Figure data in JSON →
· · ·
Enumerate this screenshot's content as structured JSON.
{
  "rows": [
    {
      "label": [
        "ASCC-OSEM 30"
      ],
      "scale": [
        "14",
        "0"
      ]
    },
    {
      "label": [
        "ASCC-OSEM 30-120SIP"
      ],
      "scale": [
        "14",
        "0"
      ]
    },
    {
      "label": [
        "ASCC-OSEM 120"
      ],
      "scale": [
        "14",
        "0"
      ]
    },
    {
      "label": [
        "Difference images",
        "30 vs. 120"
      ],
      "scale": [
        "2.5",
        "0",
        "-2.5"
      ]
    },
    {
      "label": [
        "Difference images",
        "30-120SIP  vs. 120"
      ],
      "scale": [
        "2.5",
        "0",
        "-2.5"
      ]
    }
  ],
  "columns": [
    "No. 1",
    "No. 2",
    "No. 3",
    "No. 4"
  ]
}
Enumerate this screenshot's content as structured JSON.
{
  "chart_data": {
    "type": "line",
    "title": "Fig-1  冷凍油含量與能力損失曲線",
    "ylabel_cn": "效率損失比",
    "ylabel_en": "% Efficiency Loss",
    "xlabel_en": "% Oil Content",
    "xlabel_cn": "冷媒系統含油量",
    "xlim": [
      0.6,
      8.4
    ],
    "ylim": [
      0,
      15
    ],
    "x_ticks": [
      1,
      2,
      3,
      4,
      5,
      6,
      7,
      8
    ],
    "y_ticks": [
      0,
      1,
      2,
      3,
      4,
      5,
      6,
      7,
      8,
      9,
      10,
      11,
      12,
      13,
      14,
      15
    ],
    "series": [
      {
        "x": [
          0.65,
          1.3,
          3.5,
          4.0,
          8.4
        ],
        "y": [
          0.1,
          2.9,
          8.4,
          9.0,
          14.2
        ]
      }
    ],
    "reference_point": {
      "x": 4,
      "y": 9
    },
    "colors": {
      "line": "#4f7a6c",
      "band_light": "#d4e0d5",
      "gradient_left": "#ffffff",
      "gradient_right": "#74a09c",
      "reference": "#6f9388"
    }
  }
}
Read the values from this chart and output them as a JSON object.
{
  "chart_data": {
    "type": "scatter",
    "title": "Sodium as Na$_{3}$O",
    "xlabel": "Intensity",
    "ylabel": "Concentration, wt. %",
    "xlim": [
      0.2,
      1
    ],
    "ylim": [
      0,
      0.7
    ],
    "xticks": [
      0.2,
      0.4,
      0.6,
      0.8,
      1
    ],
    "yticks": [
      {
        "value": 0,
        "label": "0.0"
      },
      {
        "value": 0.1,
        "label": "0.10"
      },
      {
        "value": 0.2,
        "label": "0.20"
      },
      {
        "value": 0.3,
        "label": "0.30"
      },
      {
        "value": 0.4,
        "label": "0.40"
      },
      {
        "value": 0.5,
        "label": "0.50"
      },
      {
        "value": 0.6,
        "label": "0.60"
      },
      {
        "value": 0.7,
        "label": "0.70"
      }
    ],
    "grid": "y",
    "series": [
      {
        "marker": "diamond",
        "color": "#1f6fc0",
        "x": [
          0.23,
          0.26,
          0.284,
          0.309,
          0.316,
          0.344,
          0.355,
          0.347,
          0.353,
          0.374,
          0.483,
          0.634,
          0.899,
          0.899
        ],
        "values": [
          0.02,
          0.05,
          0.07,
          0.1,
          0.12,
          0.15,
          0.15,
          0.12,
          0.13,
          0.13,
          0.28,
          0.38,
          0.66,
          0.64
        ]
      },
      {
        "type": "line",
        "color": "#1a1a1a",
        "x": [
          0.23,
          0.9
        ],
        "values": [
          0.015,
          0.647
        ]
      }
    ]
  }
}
· · ·
TASK →
Return each line of the data exactly as written above.

PROBLEM SOLUTION →
Enumerate this screenshot's content as structured JSON.
{
  "rows": [
    {
      "label": [
        "ASCC-OSEM 30"
      ],
      "scale": [
        "14",
        "0"
      ]
    },
    {
      "label": [
        "ASCC-OSEM 30-120SIP"
      ],
      "scale": [
        "14",
        "0"
      ]
    },
    {
      "label": [
        "ASCC-OSEM 120"
      ],
      "scale": [
        "14",
        "0"
      ]
    },
    {
      "label": [
        "Difference images",
        "30 vs. 120"
      ],
      "scale": [
        "2.5",
        "0",
        "-2.5"
      ]
    },
    {
      "label": [
        "Difference images",
        "30-120SIP  vs. 120"
      ],
      "scale": [
        "2.5",
        "0",
        "-2.5"
      ]
    }
  ],
  "columns": [
    "No. 1",
    "No. 2",
    "No. 3",
    "No. 4"
  ]
}
Enumerate this screenshot's content as structured JSON.
{
  "chart_data": {
    "type": "line",
    "title": "Fig-1  冷凍油含量與能力損失曲線",
    "ylabel_cn": "效率損失比",
    "ylabel_en": "% Efficiency Loss",
    "xlabel_en": "% Oil Content",
    "xlabel_cn": "冷媒系統含油量",
    "xlim": [
      0.6,
      8.4
    ],
    "ylim": [
      0,
      15
    ],
    "x_ticks": [
      1,
      2,
      3,
      4,
      5,
      6,
      7,
      8
    ],
    "y_ticks": [
      0,
      1,
      2,
      3,
      4,
      5,
      6,
      7,
      8,
      9,
      10,
      11,
      12,
      13,
      14,
      15
    ],
    "series": [
      {
        "x": [
          0.65,
          1.3,
          3.5,
          4.0,
          8.4
        ],
        "y": [
          0.1,
          2.9,
          8.4,
          9.0,
          14.2
        ]
      }
    ],
    "reference_point": {
      "x": 4,
      "y": 9
    },
    "colors": {
      "line": "#4f7a6c",
      "band_light": "#d4e0d5",
      "gradient_left": "#ffffff",
      "gradient_right": "#74a09c",
      "reference": "#6f9388"
    }
  }
}
Read the values from this chart and output them as a JSON object.
{
  "chart_data": {
    "type": "scatter",
    "title": "Sodium as Na$_{3}$O",
    "xlabel": "Intensity",
    "ylabel": "Concentration, wt. %",
    "xlim": [
      0.2,
      1
    ],
    "ylim": [
      0,
      0.7
    ],
    "xticks": [
      0.2,
      0.4,
      0.6,
      0.8,
      1
    ],
    "yticks": [
      {
        "value": 0,
        "label": "0.0"
      },
      {
        "value": 0.1,
        "label": "0.10"
      },
      {
        "value": 0.2,
        "label": "0.20"
      },
      {
        "value": 0.3,
        "label": "0.30"
      },
      {
        "value": 0.4,
        "label": "0.40"
      },
      {
        "value": 0.5,
        "label": "0.50"
      },
      {
        "value": 0.6,
        "label": "0.60"
      },
      {
        "value": 0.7,
        "label": "0.70"
      }
    ],
    "grid": "y",
    "series": [
      {
        "marker": "diamond",
        "color": "#1f6fc0",
        "x": [
          0.23,
          0.26,
          0.284,
          0.309,
          0.316,
          0.344,
          0.355,
          0.347,
          0.353,
          0.374,
          0.483,
          0.634,
          0.899,
          0.899
        ],
        "values": [
          0.02,
          0.05,
          0.07,
          0.1,
          0.12,
          0.15,
          0.15,
          0.12,
          0.13,
          0.13,
          0.28,
          0.38,
          0.66,
          0.64
        ]
      },
      {
        "type": "line",
        "color": "#1a1a1a",
        "x": [
          0.23,
          0.9
        ],
        "values": [
          0.015,
          0.647
        ]
      }
    ]
  }
}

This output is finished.